## Description of the task:
Pick out and copy every line below that has the word "this".

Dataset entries
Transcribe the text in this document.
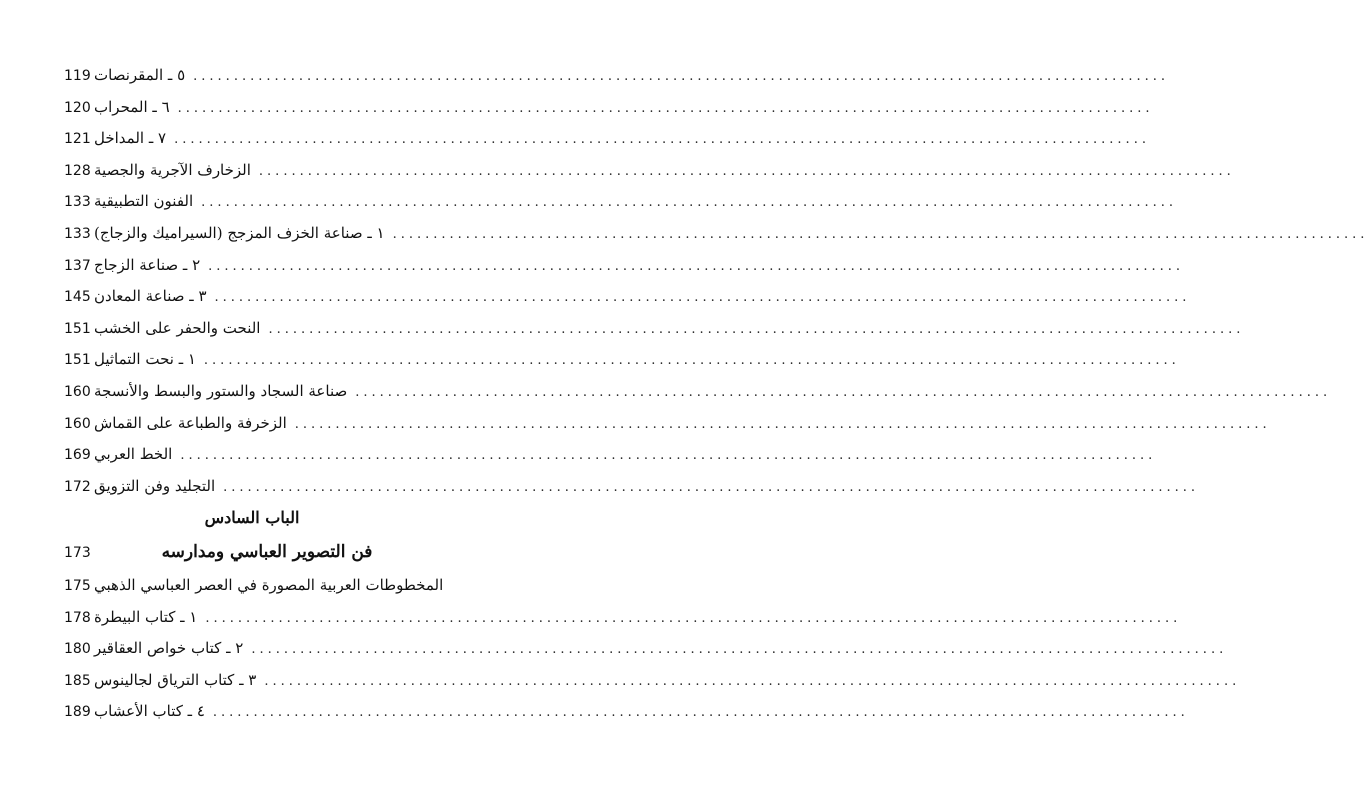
119 ٥ ـ المقرنصات ........................................................................................................................
120 ٦ ـ المحراب ........................................................................................................................
121 ٧ ـ المداخل ........................................................................................................................
128 الزخارف الآجرية والجصية ........................................................................................................................
133 الفنون التطبيقية ........................................................................................................................
133 ١ ـ صناعة الخزف المزجج (السيراميك والزجاج) ........................................................................................................................
137 ٢ ـ صناعة الزجاج ........................................................................................................................
145 ٣ ـ صناعة المعادن ........................................................................................................................
151 النحت والحفر على الخشب ........................................................................................................................
151 ١ ـ نحت التماثيل ........................................................................................................................
160 صناعة السجاد والستور والبسط والأنسجة ........................................................................................................................
160 الزخرفة والطباعة على القماش ........................................................................................................................
169 الخط العربي ........................................................................................................................
172 التجليد وفن التزويق ........................................................................................................................
الباب السادس
173	فن التصوير العباسي ومدارسه
175 المخطوطات العربية المصورة في العصر العباسي الذهبي
178 ١ ـ كتاب البيطرة ........................................................................................................................
180 ٢ ـ كتاب خواص العقاقير ........................................................................................................................
185 ٣ ـ كتاب الترياق لجالينوس ........................................................................................................................
189 ٤ ـ كتاب الأعشاب ........................................................................................................................
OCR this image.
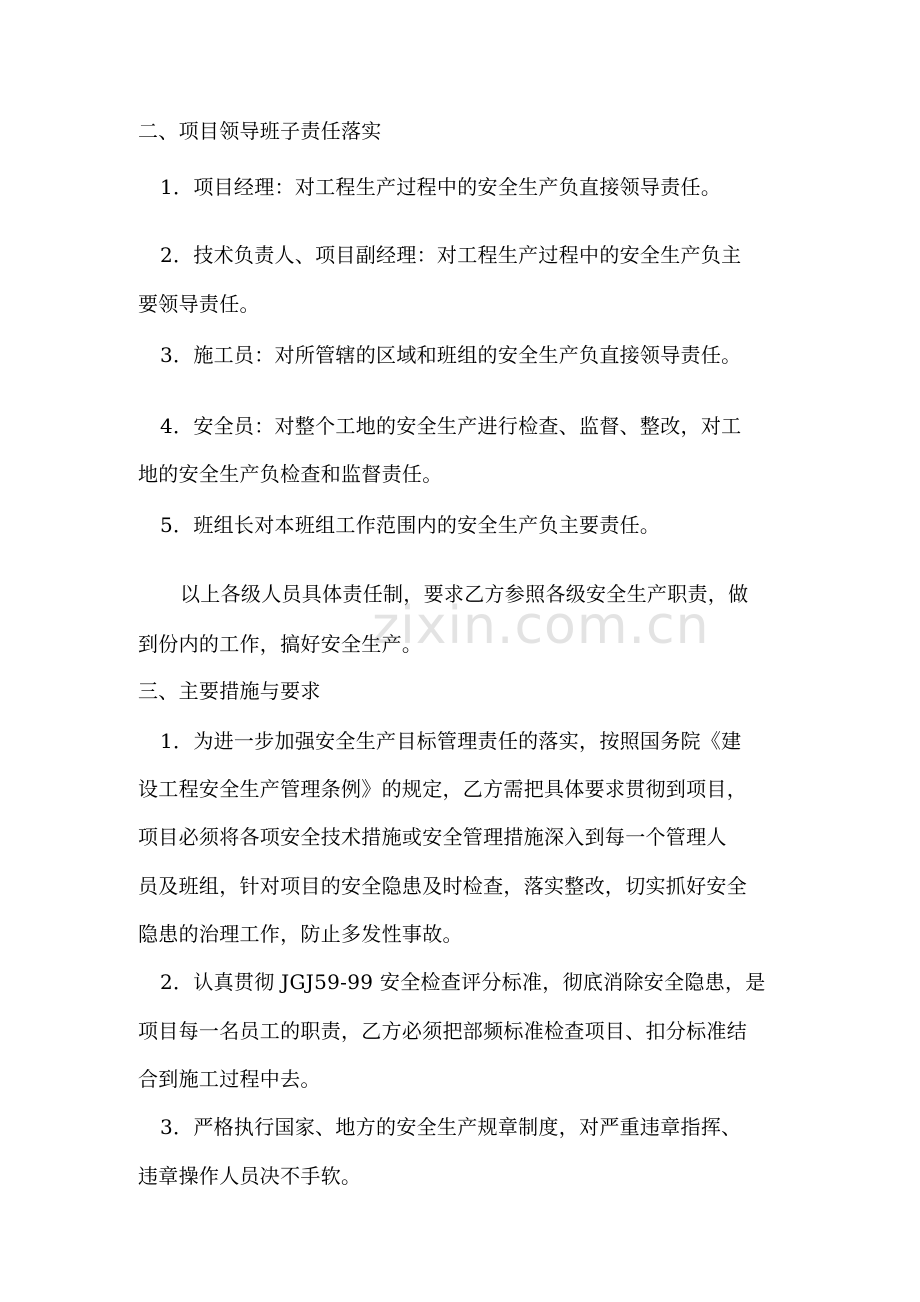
zixin.com.cn
二、项目领导班子责任落实
1．项目经理：对工程生产过程中的安全生产负直接领导责任。
2．技术负责人、项目副经理：对工程生产过程中的安全生产负主
要领导责任。
3．施工员：对所管辖的区域和班组的安全生产负直接领导责任。
4．安全员：对整个工地的安全生产进行检查、监督、整改，对工
地的安全生产负检查和监督责任。
5．班组长对本班组工作范围内的安全生产负主要责任。
以上各级人员具体责任制，要求乙方参照各级安全生产职责，做
到份内的工作，搞好安全生产。
三、主要措施与要求
1．为进一步加强安全生产目标管理责任的落实，按照国务院《建
设工程安全生产管理条例》的规定，乙方需把具体要求贯彻到项目，
项目必须将各项安全技术措施或安全管理措施深入到每一个管理人
员及班组，针对项目的安全隐患及时检查，落实整改，切实抓好安全
隐患的治理工作，防止多发性事故。
2．认真贯彻 JGJ59-99 安全检查评分标准，彻底消除安全隐患，是
项目每一名员工的职责，乙方必须把部频标准检查项目、扣分标准结
合到施工过程中去。
3．严格执行国家、地方的安全生产规章制度，对严重违章指挥、
违章操作人员决不手软。
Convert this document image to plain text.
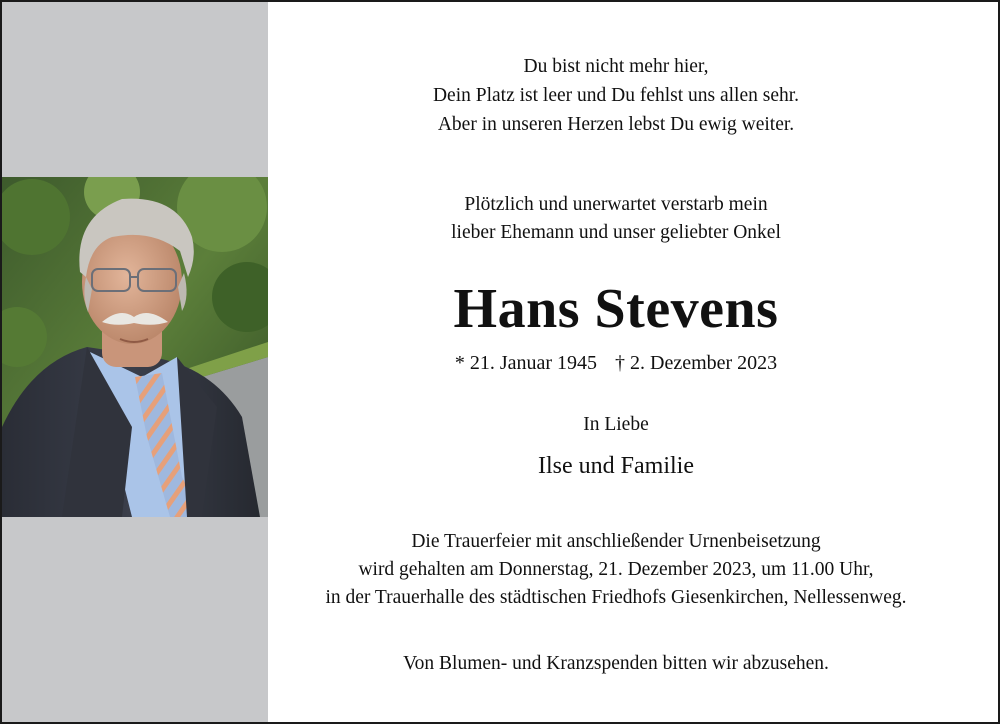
Du bist nicht mehr hier,
Dein Platz ist leer und Du fehlst uns allen sehr.
Aber in unseren Herzen lebst Du ewig weiter.
Plötzlich und unerwartet verstarb mein
lieber Ehemann und unser geliebter Onkel
Hans Stevens
* 21. Januar 1945 † 2. Dezember 2023
In Liebe
Ilse und Familie
Die Trauerfeier mit anschließender Urnenbeisetzung
wird gehalten am Donnerstag, 21. Dezember 2023, um 11.00 Uhr,
in der Trauerhalle des städtischen Friedhofs Giesenkirchen, Nellessenweg.
Von Blumen- und Kranzspenden bitten wir abzusehen.
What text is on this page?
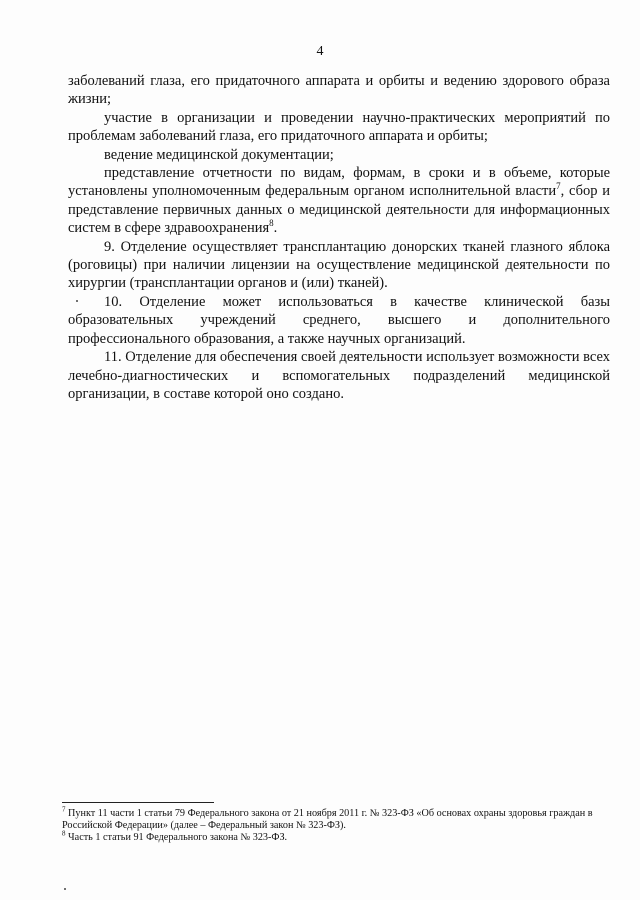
4

заболеваний глаза, его придаточного аппарата и орбиты и ведению здорового образа жизни;

участие в организации и проведении научно-практических мероприятий по проблемам заболеваний глаза, его придаточного аппарата и орбиты;

ведение медицинской документации;

представление отчетности по видам, формам, в сроки и в объеме, которые установлены уполномоченным федеральным органом исполнительной власти$^7$, сбор и представление первичных данных о медицинской деятельности для информационных систем в сфере здравоохранения$^8$.

9. Отделение осуществляет трансплантацию донорских тканей глазного яблока (роговицы) при наличии лицензии на осуществление медицинской деятельности по хирургии (трансплантации органов и (или) тканей).

10. Отделение может использоваться в качестве клинической базы образовательных учреждений среднего, высшего и дополнительного профессионального образования, а также научных организаций.

11. Отделение для обеспечения своей деятельности использует возможности всех лечебно-диагностических и вспомогательных подразделений медицинской организации, в составе которой оно создано.

$^7$ Пункт 11 части 1 статьи 79 Федерального закона от 21 ноября 2011 г. № 323-ФЗ «Об основах охраны здоровья граждан в Российской Федерации» (далее – Федеральный закон № 323-ФЗ).

$^8$ Часть 1 статьи 91 Федерального закона № 323-ФЗ.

## Exercise output:
Transcribe the text in this document.
OCR this image.
Convert this document image to plain text.
What text is on this page?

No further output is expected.